- _Problem description_: Wherever the string "tareas" appears in the listing, copy that line.

+ + + +

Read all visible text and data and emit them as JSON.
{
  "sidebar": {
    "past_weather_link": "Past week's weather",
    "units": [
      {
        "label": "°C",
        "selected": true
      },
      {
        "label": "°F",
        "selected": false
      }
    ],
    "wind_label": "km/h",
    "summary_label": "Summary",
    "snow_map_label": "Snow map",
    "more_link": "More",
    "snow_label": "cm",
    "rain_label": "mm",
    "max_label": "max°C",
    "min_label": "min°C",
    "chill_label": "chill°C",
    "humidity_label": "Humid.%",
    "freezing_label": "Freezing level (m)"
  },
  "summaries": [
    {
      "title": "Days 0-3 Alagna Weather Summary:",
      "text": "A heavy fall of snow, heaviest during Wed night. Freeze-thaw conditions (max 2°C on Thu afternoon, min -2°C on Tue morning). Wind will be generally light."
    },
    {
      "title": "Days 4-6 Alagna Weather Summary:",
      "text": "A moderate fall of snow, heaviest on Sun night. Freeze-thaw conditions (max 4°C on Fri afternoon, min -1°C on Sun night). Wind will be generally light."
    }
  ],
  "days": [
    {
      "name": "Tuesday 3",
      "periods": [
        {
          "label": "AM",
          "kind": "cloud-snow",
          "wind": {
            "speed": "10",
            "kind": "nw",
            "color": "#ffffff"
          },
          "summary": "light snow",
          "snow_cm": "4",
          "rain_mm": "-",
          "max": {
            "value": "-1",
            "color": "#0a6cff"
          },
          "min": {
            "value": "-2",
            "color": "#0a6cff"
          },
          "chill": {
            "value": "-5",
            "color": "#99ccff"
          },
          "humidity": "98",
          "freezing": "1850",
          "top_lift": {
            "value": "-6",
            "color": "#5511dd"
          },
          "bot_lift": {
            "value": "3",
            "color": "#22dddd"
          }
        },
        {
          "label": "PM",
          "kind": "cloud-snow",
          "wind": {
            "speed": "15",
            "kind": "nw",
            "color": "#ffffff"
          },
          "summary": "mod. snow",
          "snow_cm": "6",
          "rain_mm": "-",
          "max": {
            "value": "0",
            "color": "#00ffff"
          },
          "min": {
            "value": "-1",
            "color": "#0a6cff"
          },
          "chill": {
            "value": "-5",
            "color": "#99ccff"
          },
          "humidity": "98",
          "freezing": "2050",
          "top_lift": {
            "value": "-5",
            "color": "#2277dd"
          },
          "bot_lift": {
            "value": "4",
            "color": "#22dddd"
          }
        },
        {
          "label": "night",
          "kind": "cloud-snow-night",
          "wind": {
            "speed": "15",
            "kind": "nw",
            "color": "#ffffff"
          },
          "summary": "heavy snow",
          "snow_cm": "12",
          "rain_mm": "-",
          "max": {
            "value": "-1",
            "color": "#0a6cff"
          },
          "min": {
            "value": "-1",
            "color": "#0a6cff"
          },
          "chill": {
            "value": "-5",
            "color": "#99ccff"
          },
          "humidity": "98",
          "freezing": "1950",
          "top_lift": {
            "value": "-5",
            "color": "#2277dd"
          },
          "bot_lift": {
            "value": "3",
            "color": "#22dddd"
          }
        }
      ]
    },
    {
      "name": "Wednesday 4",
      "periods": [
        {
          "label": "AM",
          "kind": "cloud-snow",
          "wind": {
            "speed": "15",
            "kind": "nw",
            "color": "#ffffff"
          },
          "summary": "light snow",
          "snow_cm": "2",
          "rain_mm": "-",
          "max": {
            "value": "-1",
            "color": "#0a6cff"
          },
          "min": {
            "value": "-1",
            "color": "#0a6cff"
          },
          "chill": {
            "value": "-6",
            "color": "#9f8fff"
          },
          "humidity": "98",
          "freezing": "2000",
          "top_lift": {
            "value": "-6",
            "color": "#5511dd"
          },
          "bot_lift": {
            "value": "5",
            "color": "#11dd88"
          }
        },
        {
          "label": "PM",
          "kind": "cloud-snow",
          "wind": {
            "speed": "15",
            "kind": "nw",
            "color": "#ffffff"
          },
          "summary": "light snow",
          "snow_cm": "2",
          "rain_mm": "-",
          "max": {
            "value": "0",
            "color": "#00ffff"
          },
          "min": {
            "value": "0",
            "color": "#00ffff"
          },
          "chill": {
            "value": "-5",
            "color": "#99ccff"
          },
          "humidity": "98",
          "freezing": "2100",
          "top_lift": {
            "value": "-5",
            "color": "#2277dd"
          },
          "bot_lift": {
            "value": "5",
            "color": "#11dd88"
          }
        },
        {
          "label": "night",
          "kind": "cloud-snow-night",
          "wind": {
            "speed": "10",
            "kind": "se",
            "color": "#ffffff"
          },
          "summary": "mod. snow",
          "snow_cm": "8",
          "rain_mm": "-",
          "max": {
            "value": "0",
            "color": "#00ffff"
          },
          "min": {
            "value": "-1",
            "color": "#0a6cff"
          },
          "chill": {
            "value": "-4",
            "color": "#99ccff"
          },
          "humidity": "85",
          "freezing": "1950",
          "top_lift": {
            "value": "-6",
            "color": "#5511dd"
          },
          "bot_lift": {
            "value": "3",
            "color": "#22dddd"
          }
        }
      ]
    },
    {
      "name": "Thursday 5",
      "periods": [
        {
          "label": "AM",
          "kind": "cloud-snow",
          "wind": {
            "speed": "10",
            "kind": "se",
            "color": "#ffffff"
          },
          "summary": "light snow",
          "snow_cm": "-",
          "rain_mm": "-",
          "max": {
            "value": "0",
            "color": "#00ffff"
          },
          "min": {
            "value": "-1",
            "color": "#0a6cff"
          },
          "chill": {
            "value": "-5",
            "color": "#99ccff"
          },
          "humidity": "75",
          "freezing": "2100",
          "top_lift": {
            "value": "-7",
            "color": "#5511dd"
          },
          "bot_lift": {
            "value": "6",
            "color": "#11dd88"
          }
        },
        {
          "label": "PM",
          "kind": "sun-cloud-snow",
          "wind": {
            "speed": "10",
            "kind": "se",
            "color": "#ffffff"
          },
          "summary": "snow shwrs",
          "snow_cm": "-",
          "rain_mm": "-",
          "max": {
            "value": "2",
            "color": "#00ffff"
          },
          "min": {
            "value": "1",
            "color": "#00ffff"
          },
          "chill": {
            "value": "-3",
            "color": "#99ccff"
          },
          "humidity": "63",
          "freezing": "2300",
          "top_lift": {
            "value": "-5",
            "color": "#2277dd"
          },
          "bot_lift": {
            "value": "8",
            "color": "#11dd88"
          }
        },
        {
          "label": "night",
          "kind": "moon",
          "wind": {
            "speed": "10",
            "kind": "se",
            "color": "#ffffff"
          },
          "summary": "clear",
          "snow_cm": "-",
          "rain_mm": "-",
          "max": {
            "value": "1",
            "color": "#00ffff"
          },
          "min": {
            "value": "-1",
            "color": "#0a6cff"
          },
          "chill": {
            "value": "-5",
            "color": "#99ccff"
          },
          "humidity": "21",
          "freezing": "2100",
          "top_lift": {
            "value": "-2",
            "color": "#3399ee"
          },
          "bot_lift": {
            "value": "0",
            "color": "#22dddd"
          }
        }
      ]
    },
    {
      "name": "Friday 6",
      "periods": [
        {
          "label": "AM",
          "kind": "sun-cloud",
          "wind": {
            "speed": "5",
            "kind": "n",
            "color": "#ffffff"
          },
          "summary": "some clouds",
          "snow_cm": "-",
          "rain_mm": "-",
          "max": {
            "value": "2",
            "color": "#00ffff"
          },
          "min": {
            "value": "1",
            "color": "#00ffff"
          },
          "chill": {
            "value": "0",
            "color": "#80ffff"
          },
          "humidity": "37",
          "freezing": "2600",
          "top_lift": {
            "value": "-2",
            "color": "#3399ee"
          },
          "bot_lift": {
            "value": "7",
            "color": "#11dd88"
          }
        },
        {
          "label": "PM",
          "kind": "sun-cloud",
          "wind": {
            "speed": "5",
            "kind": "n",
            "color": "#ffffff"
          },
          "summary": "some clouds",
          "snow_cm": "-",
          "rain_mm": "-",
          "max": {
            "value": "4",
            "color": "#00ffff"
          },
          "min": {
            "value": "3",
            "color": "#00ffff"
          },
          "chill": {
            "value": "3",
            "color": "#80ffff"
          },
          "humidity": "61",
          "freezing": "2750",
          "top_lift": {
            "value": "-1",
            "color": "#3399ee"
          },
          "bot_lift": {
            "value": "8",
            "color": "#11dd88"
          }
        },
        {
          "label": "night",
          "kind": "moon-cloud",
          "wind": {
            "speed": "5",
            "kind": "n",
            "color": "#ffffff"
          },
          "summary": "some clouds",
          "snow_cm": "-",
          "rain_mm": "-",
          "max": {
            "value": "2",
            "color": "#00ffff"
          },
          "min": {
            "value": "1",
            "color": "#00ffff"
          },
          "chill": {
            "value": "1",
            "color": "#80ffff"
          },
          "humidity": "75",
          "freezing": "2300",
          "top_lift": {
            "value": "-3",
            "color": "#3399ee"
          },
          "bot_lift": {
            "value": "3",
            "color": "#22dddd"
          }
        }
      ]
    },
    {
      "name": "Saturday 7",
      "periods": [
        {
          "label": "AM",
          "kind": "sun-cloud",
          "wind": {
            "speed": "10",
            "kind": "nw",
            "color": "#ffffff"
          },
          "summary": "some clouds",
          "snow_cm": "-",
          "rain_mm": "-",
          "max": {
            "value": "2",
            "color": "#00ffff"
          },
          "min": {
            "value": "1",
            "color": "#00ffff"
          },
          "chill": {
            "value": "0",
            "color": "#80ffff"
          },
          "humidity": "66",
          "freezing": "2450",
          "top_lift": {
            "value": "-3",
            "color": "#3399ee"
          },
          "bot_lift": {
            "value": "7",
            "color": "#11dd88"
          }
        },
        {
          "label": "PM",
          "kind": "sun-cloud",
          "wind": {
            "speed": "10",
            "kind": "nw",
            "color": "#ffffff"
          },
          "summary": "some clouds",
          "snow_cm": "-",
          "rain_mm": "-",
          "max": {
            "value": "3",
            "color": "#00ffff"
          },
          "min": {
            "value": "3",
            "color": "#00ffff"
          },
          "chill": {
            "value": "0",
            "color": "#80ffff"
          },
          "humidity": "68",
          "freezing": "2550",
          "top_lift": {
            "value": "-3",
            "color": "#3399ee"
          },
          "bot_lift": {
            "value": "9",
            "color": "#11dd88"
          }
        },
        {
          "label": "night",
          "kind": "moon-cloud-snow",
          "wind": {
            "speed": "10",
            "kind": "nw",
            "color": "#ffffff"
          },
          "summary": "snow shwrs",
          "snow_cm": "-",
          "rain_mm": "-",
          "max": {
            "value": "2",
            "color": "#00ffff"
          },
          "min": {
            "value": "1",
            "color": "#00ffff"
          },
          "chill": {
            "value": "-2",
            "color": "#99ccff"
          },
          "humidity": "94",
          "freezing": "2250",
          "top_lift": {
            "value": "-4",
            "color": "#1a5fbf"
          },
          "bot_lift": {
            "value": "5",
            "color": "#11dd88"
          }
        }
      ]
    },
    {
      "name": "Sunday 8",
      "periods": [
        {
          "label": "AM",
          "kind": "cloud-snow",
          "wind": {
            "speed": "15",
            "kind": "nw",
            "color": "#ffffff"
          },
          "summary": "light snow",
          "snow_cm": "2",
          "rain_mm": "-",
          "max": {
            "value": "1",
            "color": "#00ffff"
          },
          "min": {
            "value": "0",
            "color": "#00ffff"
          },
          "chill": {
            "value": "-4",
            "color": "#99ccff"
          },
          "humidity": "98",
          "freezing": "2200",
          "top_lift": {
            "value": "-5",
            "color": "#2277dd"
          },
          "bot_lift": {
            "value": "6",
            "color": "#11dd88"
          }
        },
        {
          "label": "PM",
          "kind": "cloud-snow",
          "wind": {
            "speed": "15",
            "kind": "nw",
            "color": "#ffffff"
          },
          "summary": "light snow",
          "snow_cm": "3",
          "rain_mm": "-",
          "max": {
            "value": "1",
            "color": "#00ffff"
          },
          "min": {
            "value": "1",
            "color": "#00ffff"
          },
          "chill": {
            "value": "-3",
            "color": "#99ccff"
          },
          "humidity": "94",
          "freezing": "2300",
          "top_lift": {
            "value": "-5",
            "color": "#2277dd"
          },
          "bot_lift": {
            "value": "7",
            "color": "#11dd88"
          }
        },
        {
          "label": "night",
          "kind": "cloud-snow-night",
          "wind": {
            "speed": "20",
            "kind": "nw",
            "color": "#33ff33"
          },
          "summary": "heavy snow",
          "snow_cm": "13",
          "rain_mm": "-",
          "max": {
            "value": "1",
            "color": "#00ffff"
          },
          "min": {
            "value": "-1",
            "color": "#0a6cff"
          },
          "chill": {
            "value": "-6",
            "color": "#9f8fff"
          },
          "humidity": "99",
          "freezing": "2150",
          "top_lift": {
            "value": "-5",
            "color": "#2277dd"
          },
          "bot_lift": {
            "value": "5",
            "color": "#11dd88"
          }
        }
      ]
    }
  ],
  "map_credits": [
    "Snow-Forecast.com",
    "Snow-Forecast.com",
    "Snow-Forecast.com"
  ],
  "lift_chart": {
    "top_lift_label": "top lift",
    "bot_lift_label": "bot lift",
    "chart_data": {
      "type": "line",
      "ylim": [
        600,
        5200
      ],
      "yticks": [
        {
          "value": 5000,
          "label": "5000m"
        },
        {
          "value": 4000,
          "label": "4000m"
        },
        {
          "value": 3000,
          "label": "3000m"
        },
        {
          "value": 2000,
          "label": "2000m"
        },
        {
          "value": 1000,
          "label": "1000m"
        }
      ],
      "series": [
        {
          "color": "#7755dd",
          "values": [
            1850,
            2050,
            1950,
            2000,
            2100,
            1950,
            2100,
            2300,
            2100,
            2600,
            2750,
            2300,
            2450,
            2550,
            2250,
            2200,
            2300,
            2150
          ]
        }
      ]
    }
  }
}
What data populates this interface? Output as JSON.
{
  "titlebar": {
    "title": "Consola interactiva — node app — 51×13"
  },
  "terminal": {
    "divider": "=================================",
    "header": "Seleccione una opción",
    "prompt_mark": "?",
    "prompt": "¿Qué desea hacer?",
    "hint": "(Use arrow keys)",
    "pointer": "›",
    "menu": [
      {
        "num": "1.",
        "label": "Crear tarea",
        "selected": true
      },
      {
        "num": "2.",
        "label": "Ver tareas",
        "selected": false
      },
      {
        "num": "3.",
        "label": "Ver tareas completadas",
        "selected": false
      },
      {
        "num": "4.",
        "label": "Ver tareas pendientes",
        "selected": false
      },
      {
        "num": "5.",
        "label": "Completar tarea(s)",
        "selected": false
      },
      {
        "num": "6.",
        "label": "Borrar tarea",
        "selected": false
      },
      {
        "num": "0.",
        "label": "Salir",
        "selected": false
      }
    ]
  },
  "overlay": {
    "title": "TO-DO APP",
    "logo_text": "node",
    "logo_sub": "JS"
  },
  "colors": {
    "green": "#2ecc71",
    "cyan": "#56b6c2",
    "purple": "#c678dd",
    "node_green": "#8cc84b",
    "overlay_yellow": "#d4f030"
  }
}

+ + + +

- _Output for this exercise_:
        "label": "Ver tareas",
        "label": "Ver tareas completadas",
        "label": "Ver tareas pendientes",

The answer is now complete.